::: Given data :::
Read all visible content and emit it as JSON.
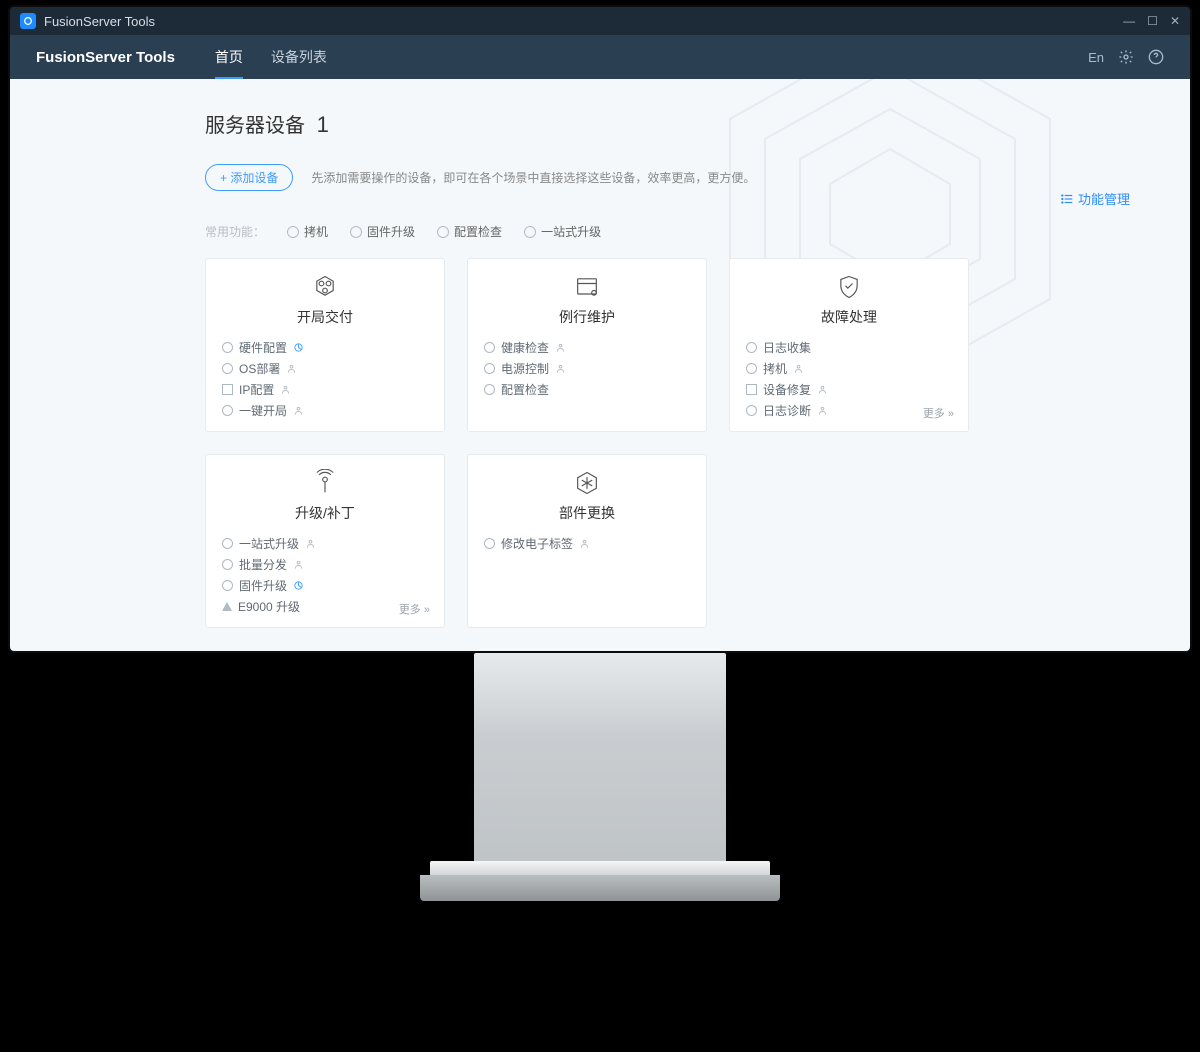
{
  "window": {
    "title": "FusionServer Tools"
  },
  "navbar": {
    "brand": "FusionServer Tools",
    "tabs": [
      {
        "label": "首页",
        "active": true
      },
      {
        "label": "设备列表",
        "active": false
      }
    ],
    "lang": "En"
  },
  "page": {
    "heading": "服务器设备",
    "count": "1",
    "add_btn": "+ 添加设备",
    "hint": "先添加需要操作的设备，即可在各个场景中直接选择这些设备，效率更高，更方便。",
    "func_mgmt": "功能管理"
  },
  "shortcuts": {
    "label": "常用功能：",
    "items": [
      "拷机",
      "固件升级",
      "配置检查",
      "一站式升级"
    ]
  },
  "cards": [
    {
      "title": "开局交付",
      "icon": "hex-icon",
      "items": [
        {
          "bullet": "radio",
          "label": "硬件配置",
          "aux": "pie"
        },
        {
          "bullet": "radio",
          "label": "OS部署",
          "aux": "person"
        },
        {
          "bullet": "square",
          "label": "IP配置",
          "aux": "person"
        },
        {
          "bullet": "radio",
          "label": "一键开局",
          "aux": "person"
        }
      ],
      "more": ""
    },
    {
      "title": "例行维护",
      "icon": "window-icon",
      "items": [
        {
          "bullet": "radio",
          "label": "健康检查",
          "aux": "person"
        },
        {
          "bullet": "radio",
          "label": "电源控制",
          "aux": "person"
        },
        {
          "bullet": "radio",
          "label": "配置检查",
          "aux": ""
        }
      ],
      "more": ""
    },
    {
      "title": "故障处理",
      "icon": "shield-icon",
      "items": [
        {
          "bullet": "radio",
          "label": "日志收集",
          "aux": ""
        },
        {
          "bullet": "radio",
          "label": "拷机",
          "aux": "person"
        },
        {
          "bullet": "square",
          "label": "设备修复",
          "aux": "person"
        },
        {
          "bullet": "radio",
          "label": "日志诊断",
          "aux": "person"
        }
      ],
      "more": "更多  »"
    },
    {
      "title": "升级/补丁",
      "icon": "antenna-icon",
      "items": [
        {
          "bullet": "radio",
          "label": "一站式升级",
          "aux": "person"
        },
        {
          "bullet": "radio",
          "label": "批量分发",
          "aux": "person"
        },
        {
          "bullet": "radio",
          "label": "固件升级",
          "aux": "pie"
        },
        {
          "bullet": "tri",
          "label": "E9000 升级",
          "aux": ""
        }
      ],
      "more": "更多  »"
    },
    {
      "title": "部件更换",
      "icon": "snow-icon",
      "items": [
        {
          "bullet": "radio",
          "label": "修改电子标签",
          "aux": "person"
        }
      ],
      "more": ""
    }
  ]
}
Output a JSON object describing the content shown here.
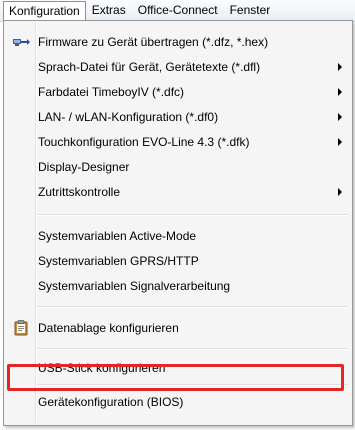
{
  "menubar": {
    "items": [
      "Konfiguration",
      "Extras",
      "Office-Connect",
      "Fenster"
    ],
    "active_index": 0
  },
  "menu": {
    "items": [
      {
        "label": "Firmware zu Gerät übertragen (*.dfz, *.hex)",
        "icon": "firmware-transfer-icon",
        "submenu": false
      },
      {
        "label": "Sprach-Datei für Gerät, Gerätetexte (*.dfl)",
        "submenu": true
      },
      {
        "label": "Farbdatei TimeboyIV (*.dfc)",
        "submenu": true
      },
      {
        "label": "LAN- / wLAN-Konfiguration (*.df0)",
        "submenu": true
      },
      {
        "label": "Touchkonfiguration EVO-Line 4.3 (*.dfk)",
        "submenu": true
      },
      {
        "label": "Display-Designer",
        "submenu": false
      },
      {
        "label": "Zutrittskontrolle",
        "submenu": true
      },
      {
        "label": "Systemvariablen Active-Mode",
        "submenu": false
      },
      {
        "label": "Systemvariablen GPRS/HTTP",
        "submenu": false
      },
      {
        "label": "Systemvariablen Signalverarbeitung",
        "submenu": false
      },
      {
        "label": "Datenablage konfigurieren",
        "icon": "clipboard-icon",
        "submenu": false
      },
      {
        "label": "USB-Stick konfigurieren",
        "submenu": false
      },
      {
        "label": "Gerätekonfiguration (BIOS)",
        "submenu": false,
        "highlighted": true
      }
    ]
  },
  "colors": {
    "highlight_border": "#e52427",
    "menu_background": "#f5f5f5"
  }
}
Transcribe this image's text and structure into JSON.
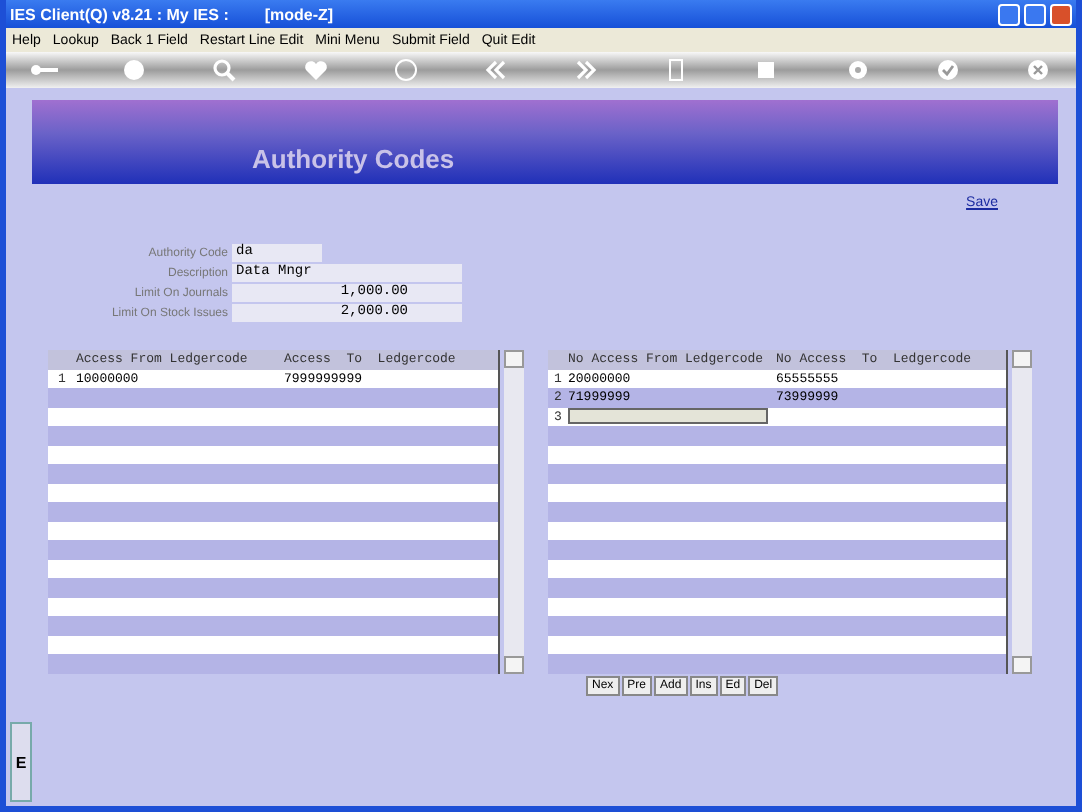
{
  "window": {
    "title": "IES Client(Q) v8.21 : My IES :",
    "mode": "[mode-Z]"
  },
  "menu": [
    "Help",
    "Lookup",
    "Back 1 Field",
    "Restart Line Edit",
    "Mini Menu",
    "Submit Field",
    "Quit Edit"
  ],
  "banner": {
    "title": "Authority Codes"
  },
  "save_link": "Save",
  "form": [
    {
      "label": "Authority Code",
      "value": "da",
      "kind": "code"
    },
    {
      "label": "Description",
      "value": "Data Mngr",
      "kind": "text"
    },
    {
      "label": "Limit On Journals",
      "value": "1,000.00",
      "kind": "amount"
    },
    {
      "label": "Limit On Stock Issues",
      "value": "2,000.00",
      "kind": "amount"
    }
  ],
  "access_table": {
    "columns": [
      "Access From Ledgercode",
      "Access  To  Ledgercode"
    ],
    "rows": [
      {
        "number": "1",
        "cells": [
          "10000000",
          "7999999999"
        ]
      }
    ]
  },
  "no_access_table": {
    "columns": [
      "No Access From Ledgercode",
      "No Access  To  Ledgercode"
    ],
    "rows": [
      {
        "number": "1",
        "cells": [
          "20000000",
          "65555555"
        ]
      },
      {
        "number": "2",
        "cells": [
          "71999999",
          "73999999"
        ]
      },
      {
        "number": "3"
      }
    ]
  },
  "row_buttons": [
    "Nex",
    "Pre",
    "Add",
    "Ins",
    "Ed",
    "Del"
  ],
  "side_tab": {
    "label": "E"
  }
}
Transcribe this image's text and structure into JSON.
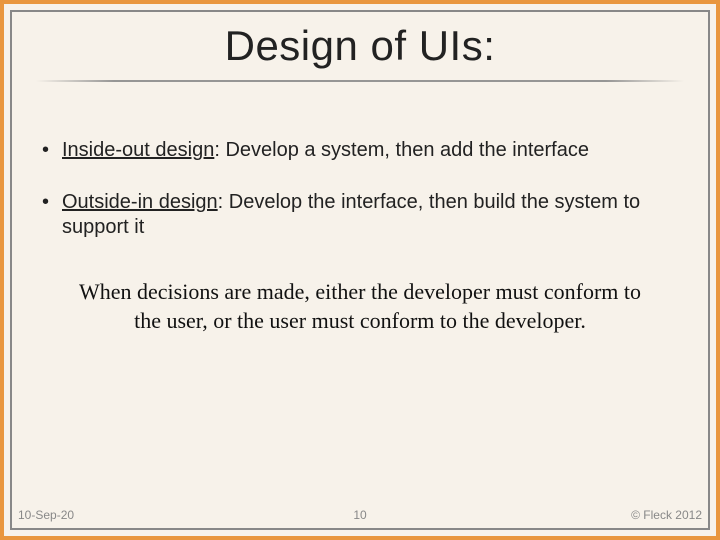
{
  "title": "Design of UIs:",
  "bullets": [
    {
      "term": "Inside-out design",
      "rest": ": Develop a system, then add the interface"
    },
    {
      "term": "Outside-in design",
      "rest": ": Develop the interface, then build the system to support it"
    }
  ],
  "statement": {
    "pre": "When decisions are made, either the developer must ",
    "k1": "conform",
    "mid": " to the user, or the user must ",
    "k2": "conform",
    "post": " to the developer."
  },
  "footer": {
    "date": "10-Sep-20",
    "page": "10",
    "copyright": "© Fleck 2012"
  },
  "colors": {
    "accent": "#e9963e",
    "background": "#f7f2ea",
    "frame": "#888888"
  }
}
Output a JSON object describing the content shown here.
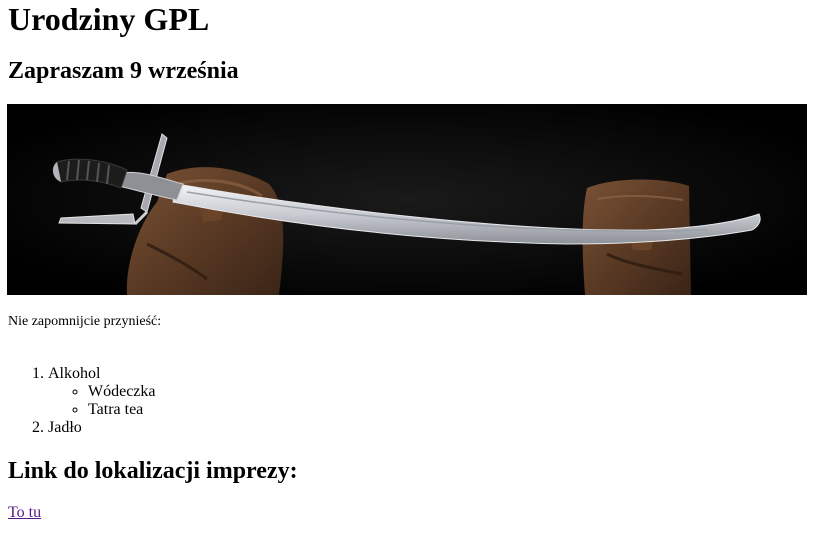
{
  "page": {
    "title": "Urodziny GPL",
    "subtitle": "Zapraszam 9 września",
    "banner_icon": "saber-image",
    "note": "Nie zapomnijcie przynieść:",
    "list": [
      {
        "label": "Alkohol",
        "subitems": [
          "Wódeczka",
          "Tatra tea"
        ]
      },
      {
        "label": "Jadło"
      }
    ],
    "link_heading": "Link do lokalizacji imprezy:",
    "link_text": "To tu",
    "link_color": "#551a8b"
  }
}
:::
# Direction
Without the pictures, extract every entry verbatim.

# Response
Read all visible content and emit it as JSON.
{
  "window": {
    "title": "FusionServer Tools"
  },
  "navbar": {
    "brand": "FusionServer Tools",
    "tabs": [
      {
        "label": "首页",
        "active": true
      },
      {
        "label": "设备列表",
        "active": false
      }
    ],
    "lang": "En"
  },
  "page": {
    "heading": "服务器设备",
    "count": "1",
    "add_btn": "+ 添加设备",
    "hint": "先添加需要操作的设备，即可在各个场景中直接选择这些设备，效率更高，更方便。",
    "func_mgmt": "功能管理"
  },
  "shortcuts": {
    "label": "常用功能：",
    "items": [
      "拷机",
      "固件升级",
      "配置检查",
      "一站式升级"
    ]
  },
  "cards": [
    {
      "title": "开局交付",
      "icon": "hex-icon",
      "items": [
        {
          "bullet": "radio",
          "label": "硬件配置",
          "aux": "pie"
        },
        {
          "bullet": "radio",
          "label": "OS部署",
          "aux": "person"
        },
        {
          "bullet": "square",
          "label": "IP配置",
          "aux": "person"
        },
        {
          "bullet": "radio",
          "label": "一键开局",
          "aux": "person"
        }
      ],
      "more": ""
    },
    {
      "title": "例行维护",
      "icon": "window-icon",
      "items": [
        {
          "bullet": "radio",
          "label": "健康检查",
          "aux": "person"
        },
        {
          "bullet": "radio",
          "label": "电源控制",
          "aux": "person"
        },
        {
          "bullet": "radio",
          "label": "配置检查",
          "aux": ""
        }
      ],
      "more": ""
    },
    {
      "title": "故障处理",
      "icon": "shield-icon",
      "items": [
        {
          "bullet": "radio",
          "label": "日志收集",
          "aux": ""
        },
        {
          "bullet": "radio",
          "label": "拷机",
          "aux": "person"
        },
        {
          "bullet": "square",
          "label": "设备修复",
          "aux": "person"
        },
        {
          "bullet": "radio",
          "label": "日志诊断",
          "aux": "person"
        }
      ],
      "more": "更多  »"
    },
    {
      "title": "升级/补丁",
      "icon": "antenna-icon",
      "items": [
        {
          "bullet": "radio",
          "label": "一站式升级",
          "aux": "person"
        },
        {
          "bullet": "radio",
          "label": "批量分发",
          "aux": "person"
        },
        {
          "bullet": "radio",
          "label": "固件升级",
          "aux": "pie"
        },
        {
          "bullet": "tri",
          "label": "E9000 升级",
          "aux": ""
        }
      ],
      "more": "更多  »"
    },
    {
      "title": "部件更换",
      "icon": "snow-icon",
      "items": [
        {
          "bullet": "radio",
          "label": "修改电子标签",
          "aux": "person"
        }
      ],
      "more": ""
    }
  ]
}
Output a JSON object describing the content shown here.
{
  "menubar": {
    "items": [
      "Konfiguration",
      "Extras",
      "Office-Connect",
      "Fenster"
    ],
    "active_index": 0
  },
  "menu": {
    "items": [
      {
        "label": "Firmware zu Gerät übertragen (*.dfz, *.hex)",
        "icon": "firmware-transfer-icon",
        "submenu": false
      },
      {
        "label": "Sprach-Datei für Gerät, Gerätetexte (*.dfl)",
        "submenu": true
      },
      {
        "label": "Farbdatei TimeboyIV (*.dfc)",
        "submenu": true
      },
      {
        "label": "LAN- / wLAN-Konfiguration (*.df0)",
        "submenu": true
      },
      {
        "label": "Touchkonfiguration EVO-Line 4.3 (*.dfk)",
        "submenu": true
      },
      {
        "label": "Display-Designer",
        "submenu": false
      },
      {
        "label": "Zutrittskontrolle",
        "submenu": true
      },
      {
        "label": "Systemvariablen Active-Mode",
        "submenu": false
      },
      {
        "label": "Systemvariablen GPRS/HTTP",
        "submenu": false
      },
      {
        "label": "Systemvariablen Signalverarbeitung",
        "submenu": false
      },
      {
        "label": "Datenablage konfigurieren",
        "icon": "clipboard-icon",
        "submenu": false
      },
      {
        "label": "USB-Stick konfigurieren",
        "submenu": false
      },
      {
        "label": "Gerätekonfiguration (BIOS)",
        "submenu": false,
        "highlighted": true
      }
    ]
  },
  "colors": {
    "highlight_border": "#e52427",
    "menu_background": "#f5f5f5"
  }
}
Transcribe this image's text and structure into JSON.
{
  "window": {
    "title": "IES Client(Q) v8.21 : My IES :",
    "mode": "[mode-Z]"
  },
  "menu": [
    "Help",
    "Lookup",
    "Back 1 Field",
    "Restart Line Edit",
    "Mini Menu",
    "Submit Field",
    "Quit Edit"
  ],
  "banner": {
    "title": "Authority Codes"
  },
  "save_link": "Save",
  "form": [
    {
      "label": "Authority Code",
      "value": "da",
      "kind": "code"
    },
    {
      "label": "Description",
      "value": "Data Mngr",
      "kind": "text"
    },
    {
      "label": "Limit On Journals",
      "value": "1,000.00",
      "kind": "amount"
    },
    {
      "label": "Limit On Stock Issues",
      "value": "2,000.00",
      "kind": "amount"
    }
  ],
  "access_table": {
    "columns": [
      "Access From Ledgercode",
      "Access  To  Ledgercode"
    ],
    "rows": [
      {
        "number": "1",
        "cells": [
          "10000000",
          "7999999999"
        ]
      }
    ]
  },
  "no_access_table": {
    "columns": [
      "No Access From Ledgercode",
      "No Access  To  Ledgercode"
    ],
    "rows": [
      {
        "number": "1",
        "cells": [
          "20000000",
          "65555555"
        ]
      },
      {
        "number": "2",
        "cells": [
          "71999999",
          "73999999"
        ]
      },
      {
        "number": "3"
      }
    ]
  },
  "row_buttons": [
    "Nex",
    "Pre",
    "Add",
    "Ins",
    "Ed",
    "Del"
  ],
  "side_tab": {
    "label": "E"
  }
}
Transcribe this image's text and structure into JSON.
{
  "title": "Design of UIs:",
  "bullets": [
    {
      "term": "Inside-out design",
      "rest": ": Develop a system, then add the interface"
    },
    {
      "term": "Outside-in design",
      "rest": ": Develop the interface, then build the system to support it"
    }
  ],
  "statement": {
    "pre": "When decisions are made, either the developer must ",
    "k1": "conform",
    "mid": " to the user, or the user must ",
    "k2": "conform",
    "post": " to the developer."
  },
  "footer": {
    "date": "10-Sep-20",
    "page": "10",
    "copyright": "© Fleck 2012"
  },
  "colors": {
    "accent": "#e9963e",
    "background": "#f7f2ea",
    "frame": "#888888"
  }
}
Output a JSON object describing the content shown here.
{
  "page": {
    "title": "Urodziny GPL",
    "subtitle": "Zapraszam 9 września",
    "banner_icon": "saber-image",
    "note": "Nie zapomnijcie przynieść:",
    "list": [
      {
        "label": "Alkohol",
        "subitems": [
          "Wódeczka",
          "Tatra tea"
        ]
      },
      {
        "label": "Jadło"
      }
    ],
    "link_heading": "Link do lokalizacji imprezy:",
    "link_text": "To tu",
    "link_color": "#551a8b"
  }
}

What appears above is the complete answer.